OUI à l’interdiction d’exporter du matériel de guerre le 29 novembre pour mettre à nu l’hypocrisie de la politique suisse

OUI à l’interdiction d’exporter du
matériel de guerre le 29 novembre pour mettre à nu
l’hypocrisie de la politique suisse

L’initiative pour l’interdiction d’exporter du
matériel de guerre offre la possibilité d’exprimer
politiquement le rejet des guerres qui ensanglantent la planète,
et tout particulièrement de celles menées depuis 2001 par
les Etats-Unis et leurs alliés. Même avec un modeste
0,7 % du total des exportations mondiales d’armes, la
Suisse participe néanmoins au commerce qui alimente ces
conflits. Les trois quarts des exportations d’armes suisses vont
aux armées des pays occidentaux qui combattent en Afghanistan et
en Irak. Pour le quart restant, on trouve des pays comme le Pakistan,
l’Arabie Saoudite, l’Egypte ou la Turquie. La campagne pour
le OUI a déjà réussi à faire tomber une
partie de l’image convenue de la Suisse, petit paradis
démocratique, neutre et champion de l’aide humanitaire.

    L’initiative qui sera votée le 29
novembre 2009 est née dans le sillage du mouvement anti-guerre,
qui avait mobilisé des dizaines des millions de
manifestant·e·s dans le monde et des dizaines de milliers
en Suisse contre la guerre en Irak, en 2003. Compte tenu de son
impuissance à modifier le cours de la « guerre
globale et permanente contre le terrorisme », le
mouvement anti-guerre s’était progressivement
essoufflé, tout en restant capable de se mobiliser de
manière ponctuelle, notamment lors des agressions
israéliennes au Liban en 2006, et à Gaza en 2009. Le
principal mérite de ce mouvement est probablement d’avoir
délégitimé le discours dominant justifiant ces
conflits. Une partie importante des opinions publiques occidentales ne
croit plus aux effets salutaires des guerres pour la démocratie
et les droits humains, même si elles sont menées contre
des dictatures, des « Etats-voyous » ou des
« entités terroristes ».

    L’un des principaux enjeux de la campagne de
votation est de parvenir à démasquer le mensonge officiel
selon lequel la Suisse ne peut « fournir des armes
à des parties en conflit ou des Etats dans lesquels les droits
de l’homme sont systématiquement et gravement
bafoués ». La citation est tirée de la
brochure officielle distribuée avec le matériel de vote
(p. 15). On se croirait en plein 1984 d’Orwell (« La guerre
c’est la paix »). L’ordonnance sur le
matériel de guerre stipule bien que la Suisse ne peut pas
autoriser les livraisons « si le pays de destination est
impliqué dans un conflit armé interne ou
international ». Mais la Suisse livre du matériel
de guerre à la plupart des pays engagés en Afghanistan.
-=-=-
● Consigne 1:
Répondez à ces questions d'après le texte cité.
(a) Quelle part du total des exportations mondiales d'armes la Suisse représente-t-elle ?
(b) En quelle année le mouvement anti-guerre s'est-il mobilisé contre la guerre en Irak ?
(c) De quel document la citation officielle est-elle tirée, et à quelle page ?
● Consigne 2: Recopiez fidèlement le passage du texte cité qui va de « L’un des principaux » jusqu'à « engagés en Afghanistan. ».
Appuyez-vous uniquement sur le texte cité pour répondre.
-=-=-
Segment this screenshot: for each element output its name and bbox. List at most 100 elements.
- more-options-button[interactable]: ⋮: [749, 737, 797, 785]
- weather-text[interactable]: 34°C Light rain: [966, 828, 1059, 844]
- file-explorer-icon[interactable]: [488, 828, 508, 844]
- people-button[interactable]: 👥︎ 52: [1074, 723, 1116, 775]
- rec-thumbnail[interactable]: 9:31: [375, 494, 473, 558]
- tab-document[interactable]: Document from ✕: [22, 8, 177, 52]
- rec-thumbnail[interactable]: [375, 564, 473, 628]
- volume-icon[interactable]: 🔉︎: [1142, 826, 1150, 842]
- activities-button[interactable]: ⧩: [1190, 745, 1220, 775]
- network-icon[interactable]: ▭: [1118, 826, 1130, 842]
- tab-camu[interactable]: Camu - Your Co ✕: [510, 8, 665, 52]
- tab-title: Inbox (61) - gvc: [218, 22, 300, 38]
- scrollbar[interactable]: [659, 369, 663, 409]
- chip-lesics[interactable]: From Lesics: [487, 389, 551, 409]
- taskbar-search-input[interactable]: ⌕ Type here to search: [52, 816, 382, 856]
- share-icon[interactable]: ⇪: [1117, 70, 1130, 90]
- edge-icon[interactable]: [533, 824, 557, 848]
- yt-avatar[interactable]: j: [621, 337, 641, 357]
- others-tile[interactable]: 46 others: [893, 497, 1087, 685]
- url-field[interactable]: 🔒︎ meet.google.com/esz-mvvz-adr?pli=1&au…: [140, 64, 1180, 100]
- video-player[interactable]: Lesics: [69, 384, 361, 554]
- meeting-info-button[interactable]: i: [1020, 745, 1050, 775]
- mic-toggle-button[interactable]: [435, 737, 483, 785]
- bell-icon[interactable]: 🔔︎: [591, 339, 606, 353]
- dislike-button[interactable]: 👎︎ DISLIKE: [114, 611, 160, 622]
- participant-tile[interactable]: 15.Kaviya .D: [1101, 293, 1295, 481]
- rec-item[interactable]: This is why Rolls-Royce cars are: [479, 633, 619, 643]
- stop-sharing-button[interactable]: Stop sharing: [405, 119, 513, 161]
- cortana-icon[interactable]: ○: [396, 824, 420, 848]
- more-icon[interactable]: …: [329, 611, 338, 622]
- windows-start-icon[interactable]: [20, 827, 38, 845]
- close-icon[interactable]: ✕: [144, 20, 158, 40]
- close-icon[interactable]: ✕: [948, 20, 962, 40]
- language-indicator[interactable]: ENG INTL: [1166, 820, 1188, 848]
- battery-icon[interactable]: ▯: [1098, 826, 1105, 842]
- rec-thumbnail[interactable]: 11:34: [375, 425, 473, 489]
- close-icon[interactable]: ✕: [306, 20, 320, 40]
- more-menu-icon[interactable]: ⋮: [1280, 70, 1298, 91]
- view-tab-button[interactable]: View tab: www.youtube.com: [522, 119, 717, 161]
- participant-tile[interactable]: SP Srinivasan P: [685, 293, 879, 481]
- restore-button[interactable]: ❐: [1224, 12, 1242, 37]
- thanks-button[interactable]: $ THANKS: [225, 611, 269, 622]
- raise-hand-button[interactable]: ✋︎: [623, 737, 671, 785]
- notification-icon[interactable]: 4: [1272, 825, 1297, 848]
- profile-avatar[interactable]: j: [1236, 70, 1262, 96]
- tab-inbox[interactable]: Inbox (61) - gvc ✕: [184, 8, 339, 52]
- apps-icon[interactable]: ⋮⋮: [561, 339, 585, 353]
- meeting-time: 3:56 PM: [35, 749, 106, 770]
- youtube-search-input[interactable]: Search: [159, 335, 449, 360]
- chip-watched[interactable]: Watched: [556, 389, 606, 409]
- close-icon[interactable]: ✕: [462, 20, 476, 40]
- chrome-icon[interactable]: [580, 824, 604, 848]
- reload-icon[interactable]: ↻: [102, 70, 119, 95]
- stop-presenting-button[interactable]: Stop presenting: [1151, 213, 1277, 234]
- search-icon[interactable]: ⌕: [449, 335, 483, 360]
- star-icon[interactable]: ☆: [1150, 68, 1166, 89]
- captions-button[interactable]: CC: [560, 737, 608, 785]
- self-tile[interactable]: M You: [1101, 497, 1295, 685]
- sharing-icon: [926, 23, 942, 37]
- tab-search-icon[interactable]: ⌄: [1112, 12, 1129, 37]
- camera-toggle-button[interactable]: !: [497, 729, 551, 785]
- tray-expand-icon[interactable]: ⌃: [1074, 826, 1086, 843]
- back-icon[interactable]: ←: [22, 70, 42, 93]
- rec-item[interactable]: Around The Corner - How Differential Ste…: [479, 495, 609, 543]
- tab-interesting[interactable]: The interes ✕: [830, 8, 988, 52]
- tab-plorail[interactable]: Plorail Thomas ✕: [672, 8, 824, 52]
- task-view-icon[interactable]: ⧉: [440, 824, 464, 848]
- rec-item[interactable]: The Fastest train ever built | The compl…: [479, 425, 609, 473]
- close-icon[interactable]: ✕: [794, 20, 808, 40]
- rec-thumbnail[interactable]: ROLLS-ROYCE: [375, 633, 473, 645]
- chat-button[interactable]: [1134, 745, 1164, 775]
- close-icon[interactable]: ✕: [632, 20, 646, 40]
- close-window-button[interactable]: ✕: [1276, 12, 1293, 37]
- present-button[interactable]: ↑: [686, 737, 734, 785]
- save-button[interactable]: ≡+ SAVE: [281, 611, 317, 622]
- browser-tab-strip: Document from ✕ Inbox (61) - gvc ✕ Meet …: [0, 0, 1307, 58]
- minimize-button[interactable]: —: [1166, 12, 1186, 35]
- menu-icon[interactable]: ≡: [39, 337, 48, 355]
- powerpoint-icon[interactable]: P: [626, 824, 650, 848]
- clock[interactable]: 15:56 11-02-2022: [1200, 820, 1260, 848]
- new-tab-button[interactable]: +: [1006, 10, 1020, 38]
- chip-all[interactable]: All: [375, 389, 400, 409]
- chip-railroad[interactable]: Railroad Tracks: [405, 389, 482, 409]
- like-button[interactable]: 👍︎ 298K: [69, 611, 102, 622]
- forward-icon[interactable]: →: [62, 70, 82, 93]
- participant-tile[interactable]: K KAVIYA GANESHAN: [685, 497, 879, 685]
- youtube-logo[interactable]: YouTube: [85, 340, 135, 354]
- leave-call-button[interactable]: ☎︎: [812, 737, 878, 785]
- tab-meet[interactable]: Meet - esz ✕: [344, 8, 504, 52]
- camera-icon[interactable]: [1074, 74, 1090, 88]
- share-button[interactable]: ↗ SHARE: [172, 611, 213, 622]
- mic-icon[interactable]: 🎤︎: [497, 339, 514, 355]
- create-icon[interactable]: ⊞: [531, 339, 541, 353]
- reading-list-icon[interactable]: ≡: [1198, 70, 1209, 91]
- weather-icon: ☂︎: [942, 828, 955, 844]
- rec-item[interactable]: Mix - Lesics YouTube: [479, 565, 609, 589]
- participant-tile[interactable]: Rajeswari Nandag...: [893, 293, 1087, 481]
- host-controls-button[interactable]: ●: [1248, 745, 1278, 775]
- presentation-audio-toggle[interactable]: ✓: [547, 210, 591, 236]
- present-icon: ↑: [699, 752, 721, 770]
-=-=-
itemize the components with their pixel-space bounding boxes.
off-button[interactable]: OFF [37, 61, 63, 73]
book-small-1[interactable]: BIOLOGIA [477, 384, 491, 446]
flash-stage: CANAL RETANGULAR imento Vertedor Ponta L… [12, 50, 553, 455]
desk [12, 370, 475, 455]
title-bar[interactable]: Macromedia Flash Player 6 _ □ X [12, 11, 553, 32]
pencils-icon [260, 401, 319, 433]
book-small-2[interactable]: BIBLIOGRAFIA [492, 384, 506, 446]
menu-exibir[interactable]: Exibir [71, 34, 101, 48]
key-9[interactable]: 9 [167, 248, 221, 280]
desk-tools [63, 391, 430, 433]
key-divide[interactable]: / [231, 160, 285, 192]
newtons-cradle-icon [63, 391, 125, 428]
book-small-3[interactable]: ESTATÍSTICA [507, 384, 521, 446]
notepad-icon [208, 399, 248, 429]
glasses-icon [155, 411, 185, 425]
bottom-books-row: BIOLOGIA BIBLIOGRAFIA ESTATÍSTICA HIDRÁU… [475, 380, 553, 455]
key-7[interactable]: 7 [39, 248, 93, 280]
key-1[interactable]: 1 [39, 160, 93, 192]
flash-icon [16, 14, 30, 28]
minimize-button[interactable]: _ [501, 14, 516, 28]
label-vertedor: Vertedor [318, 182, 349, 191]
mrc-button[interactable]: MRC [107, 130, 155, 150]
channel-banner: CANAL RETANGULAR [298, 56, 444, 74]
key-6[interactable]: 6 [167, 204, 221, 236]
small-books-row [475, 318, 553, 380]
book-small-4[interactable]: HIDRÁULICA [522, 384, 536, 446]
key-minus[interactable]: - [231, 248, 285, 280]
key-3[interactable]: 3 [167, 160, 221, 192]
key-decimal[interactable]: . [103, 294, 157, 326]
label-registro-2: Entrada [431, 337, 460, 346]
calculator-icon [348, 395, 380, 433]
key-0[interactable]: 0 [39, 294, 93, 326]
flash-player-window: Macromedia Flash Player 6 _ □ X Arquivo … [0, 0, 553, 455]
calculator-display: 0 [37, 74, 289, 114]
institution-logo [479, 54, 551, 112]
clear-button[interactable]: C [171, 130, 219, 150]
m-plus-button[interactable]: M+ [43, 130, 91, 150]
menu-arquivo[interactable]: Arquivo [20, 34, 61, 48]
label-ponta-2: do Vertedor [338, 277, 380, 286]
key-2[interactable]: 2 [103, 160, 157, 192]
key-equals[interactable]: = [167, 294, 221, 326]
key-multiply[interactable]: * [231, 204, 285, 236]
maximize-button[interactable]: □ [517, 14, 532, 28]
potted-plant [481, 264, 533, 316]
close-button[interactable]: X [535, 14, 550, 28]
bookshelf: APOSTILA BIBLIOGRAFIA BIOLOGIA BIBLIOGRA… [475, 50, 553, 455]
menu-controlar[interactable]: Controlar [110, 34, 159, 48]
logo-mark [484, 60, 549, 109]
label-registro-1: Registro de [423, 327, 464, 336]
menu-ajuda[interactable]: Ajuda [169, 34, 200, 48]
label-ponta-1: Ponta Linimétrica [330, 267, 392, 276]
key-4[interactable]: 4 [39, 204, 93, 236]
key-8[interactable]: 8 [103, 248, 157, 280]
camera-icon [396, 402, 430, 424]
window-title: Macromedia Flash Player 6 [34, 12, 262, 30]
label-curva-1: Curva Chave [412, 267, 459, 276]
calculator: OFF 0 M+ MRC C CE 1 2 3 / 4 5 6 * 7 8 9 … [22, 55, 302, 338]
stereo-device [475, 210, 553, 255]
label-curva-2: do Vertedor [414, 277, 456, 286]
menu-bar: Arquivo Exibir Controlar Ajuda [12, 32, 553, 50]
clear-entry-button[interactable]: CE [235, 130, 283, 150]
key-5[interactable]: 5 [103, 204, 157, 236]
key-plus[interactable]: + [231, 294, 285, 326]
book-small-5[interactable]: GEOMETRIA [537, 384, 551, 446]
-=-=-
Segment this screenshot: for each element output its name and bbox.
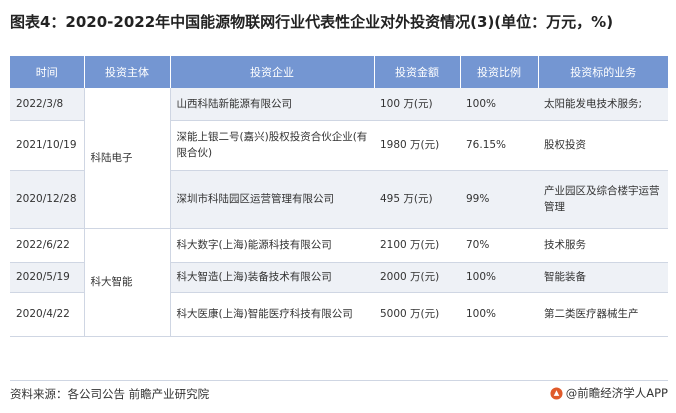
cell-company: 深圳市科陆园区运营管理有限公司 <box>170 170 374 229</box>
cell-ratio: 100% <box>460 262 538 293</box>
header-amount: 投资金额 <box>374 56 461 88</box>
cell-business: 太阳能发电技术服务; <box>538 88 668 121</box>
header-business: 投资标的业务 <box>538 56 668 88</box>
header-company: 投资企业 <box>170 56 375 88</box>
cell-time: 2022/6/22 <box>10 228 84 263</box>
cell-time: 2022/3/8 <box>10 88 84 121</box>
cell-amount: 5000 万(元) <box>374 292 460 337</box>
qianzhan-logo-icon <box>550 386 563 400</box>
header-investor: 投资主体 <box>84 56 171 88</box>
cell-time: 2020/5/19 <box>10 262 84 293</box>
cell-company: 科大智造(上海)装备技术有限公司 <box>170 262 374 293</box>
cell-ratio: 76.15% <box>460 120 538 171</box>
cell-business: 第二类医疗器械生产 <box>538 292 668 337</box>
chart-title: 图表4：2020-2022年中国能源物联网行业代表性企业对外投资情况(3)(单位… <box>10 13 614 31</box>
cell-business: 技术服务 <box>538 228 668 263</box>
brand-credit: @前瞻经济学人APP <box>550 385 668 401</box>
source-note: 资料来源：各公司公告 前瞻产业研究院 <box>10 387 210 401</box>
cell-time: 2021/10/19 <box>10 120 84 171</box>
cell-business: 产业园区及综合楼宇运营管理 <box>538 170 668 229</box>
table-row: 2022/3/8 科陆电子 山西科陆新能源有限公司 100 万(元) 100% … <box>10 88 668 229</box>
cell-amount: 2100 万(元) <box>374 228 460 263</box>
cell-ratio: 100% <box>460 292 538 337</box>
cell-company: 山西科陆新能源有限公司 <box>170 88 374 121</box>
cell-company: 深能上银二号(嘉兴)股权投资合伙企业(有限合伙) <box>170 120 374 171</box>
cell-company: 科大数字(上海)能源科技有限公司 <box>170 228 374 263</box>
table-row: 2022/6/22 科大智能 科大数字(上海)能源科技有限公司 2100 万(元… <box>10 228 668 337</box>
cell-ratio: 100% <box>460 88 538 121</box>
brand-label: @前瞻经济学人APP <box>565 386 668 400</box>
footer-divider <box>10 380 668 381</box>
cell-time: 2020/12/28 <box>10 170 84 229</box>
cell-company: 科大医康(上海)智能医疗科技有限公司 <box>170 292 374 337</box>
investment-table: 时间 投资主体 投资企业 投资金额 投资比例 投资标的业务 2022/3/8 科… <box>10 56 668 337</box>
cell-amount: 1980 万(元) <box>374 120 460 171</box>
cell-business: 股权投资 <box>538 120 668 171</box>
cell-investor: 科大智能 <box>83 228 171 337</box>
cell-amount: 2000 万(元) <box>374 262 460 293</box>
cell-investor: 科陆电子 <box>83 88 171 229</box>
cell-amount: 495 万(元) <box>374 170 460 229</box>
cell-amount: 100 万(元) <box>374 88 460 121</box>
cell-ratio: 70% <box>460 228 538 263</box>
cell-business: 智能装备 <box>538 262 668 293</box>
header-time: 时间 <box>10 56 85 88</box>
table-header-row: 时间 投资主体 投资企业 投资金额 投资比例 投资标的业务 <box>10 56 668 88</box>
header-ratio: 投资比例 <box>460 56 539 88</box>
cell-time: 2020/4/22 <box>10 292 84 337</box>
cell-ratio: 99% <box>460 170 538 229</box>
-=-=-
● Réponse finale 1:
(a) La Suisse représente 0,7 % du total des exportations mondiales d'armes.
(b) Le mouvement anti-guerre s'est mobilisé contre la guerre en Irak en 2003.
(c) La citation est tirée de la brochure officielle distribuée avec le matériel de vote, à la page 15.

● Réponse finale 2:
L’un des principaux enjeux de la campagne de
votation est de parvenir à démasquer le mensonge officiel
selon lequel la Suisse ne peut « fournir des armes
à des parties en conflit ou des Etats dans lesquels les droits
de l’homme sont systématiquement et gravement
bafoués ». La citation est tirée de la
brochure officielle distribuée avec le matériel de vote
(p. 15). On se croirait en plein 1984 d’Orwell (« La guerre
c’est la paix »). L’ordonnance sur le
matériel de guerre stipule bien que la Suisse ne peut pas
autoriser les livraisons « si le pays de destination est
impliqué dans un conflit armé interne ou
international ». Mais la Suisse livre du matériel
de guerre à la plupart des pays engagés en Afghanistan.